**TASK TO COMPLETE:** Check each line of the material below, and copy it if it holds the string "amplitude".

**SUPPLIED MATERIAL:**
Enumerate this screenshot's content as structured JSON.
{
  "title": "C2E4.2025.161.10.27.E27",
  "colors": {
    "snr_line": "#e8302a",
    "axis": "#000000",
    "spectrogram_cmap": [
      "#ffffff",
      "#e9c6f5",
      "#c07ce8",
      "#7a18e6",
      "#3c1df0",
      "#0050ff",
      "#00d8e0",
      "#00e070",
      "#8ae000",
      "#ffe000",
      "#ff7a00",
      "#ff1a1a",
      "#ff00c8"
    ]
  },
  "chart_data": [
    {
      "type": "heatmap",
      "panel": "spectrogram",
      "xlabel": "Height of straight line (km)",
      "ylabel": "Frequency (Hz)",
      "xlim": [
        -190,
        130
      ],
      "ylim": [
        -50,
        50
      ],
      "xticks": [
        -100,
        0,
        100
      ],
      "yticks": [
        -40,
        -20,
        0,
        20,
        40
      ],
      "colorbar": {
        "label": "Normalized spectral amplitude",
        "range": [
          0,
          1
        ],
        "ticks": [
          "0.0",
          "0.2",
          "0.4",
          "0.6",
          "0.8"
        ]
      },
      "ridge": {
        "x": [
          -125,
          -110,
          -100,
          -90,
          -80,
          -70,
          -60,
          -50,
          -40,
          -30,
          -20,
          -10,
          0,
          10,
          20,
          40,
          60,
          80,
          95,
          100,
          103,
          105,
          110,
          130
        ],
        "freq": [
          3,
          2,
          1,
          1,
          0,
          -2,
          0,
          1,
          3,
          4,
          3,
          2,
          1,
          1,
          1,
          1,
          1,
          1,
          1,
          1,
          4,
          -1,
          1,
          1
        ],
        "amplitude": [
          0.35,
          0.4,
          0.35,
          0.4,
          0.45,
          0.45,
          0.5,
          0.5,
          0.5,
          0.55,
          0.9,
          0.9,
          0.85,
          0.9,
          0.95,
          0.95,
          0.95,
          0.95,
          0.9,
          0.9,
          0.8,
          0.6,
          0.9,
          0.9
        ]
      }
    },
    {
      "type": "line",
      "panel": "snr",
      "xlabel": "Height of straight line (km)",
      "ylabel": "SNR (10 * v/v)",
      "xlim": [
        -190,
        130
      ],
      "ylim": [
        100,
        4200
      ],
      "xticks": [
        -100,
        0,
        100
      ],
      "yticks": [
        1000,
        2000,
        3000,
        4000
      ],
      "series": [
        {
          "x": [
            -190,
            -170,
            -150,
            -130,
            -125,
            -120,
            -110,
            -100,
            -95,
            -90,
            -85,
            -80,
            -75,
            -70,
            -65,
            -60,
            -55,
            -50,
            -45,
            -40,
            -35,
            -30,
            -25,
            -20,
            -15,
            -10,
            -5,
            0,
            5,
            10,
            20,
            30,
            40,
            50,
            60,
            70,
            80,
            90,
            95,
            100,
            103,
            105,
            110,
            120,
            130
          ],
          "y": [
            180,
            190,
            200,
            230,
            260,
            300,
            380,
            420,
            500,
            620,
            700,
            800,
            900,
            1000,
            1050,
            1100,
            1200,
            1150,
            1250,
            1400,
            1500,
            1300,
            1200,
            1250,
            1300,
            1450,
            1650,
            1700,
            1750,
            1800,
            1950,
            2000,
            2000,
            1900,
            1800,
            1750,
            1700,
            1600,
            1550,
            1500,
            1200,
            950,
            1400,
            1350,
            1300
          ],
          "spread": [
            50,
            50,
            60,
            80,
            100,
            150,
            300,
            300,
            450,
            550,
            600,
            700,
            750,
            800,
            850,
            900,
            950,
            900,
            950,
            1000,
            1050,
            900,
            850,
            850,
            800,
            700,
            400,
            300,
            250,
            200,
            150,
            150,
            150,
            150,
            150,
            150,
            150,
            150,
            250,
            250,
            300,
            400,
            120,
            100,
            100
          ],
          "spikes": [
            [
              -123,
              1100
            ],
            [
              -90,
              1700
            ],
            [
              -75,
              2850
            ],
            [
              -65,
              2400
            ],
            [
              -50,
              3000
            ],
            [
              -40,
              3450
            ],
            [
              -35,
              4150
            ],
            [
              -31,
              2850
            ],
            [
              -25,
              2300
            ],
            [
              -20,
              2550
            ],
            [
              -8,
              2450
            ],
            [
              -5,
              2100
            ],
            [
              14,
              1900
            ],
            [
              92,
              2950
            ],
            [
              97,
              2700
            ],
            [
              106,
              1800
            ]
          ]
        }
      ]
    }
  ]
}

**RESULT FOR THIS EXERCISE:**
        "label": "Normalized spectral amplitude",
        "amplitude": [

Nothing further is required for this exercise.